▼▼▼

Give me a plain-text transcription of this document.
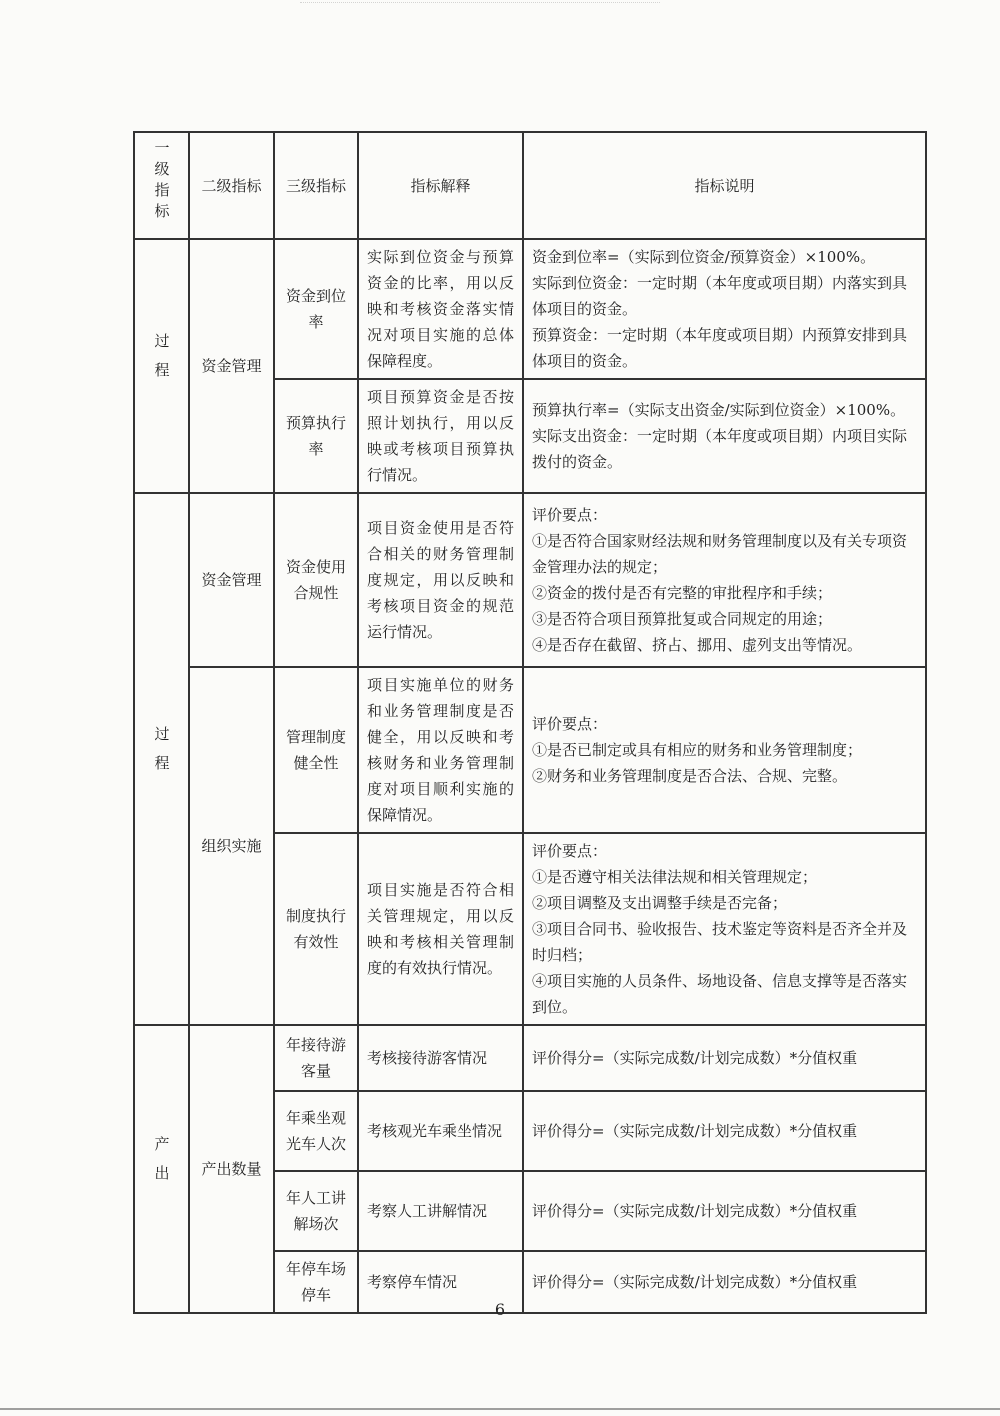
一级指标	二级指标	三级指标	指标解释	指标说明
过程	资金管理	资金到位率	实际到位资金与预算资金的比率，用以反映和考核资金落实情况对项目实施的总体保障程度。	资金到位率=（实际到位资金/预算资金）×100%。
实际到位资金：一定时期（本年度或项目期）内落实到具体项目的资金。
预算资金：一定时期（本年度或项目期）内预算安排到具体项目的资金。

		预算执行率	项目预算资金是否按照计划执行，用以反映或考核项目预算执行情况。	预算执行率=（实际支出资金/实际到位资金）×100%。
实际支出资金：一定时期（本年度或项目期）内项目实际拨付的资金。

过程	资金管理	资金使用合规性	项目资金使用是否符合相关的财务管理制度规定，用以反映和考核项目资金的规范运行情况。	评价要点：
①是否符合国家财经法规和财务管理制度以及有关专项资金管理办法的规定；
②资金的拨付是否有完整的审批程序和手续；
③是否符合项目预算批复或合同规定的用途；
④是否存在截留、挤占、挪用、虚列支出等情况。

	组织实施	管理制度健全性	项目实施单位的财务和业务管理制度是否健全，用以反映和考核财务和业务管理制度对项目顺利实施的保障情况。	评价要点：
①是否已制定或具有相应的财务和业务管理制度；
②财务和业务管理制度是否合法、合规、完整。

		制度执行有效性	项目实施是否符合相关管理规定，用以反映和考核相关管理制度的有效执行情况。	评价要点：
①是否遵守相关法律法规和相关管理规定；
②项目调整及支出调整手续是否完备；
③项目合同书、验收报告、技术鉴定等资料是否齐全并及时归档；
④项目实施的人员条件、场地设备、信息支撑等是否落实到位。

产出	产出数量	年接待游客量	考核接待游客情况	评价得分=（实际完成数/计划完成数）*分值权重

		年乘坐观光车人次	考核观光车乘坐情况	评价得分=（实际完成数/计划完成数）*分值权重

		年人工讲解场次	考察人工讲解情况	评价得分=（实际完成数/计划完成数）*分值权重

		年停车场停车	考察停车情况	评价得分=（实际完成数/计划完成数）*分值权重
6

▲▲▲

Word for word, quote the full listing, omitting every picture.

Give me a plain-text transcription of this document.
一级指标	二级指标	三级指标	指标解释	指标说明
过程	资金管理	资金到位率	实际到位资金与预算资金的比率，用以反映和考核资金落实情况对项目实施的总体保障程度。	资金到位率=（实际到位资金/预算资金）×100%。
实际到位资金：一定时期（本年度或项目期）内落实到具体项目的资金。
预算资金：一定时期（本年度或项目期）内预算安排到具体项目的资金。

		预算执行率	项目预算资金是否按照计划执行，用以反映或考核项目预算执行情况。	预算执行率=（实际支出资金/实际到位资金）×100%。
实际支出资金：一定时期（本年度或项目期）内项目实际拨付的资金。

过程	资金管理	资金使用合规性	项目资金使用是否符合相关的财务管理制度规定，用以反映和考核项目资金的规范运行情况。	评价要点：
①是否符合国家财经法规和财务管理制度以及有关专项资金管理办法的规定；
②资金的拨付是否有完整的审批程序和手续；
③是否符合项目预算批复或合同规定的用途；
④是否存在截留、挤占、挪用、虚列支出等情况。

	组织实施	管理制度健全性	项目实施单位的财务和业务管理制度是否健全，用以反映和考核财务和业务管理制度对项目顺利实施的保障情况。	评价要点：
①是否已制定或具有相应的财务和业务管理制度；
②财务和业务管理制度是否合法、合规、完整。

		制度执行有效性	项目实施是否符合相关管理规定，用以反映和考核相关管理制度的有效执行情况。	评价要点：
①是否遵守相关法律法规和相关管理规定；
②项目调整及支出调整手续是否完备；
③项目合同书、验收报告、技术鉴定等资料是否齐全并及时归档；
④项目实施的人员条件、场地设备、信息支撑等是否落实到位。

产出	产出数量	年接待游客量	考核接待游客情况	评价得分=（实际完成数/计划完成数）*分值权重

		年乘坐观光车人次	考核观光车乘坐情况	评价得分=（实际完成数/计划完成数）*分值权重

		年人工讲解场次	考察人工讲解情况	评价得分=（实际完成数/计划完成数）*分值权重

		年停车场停车	考察停车情况	评价得分=（实际完成数/计划完成数）*分值权重
6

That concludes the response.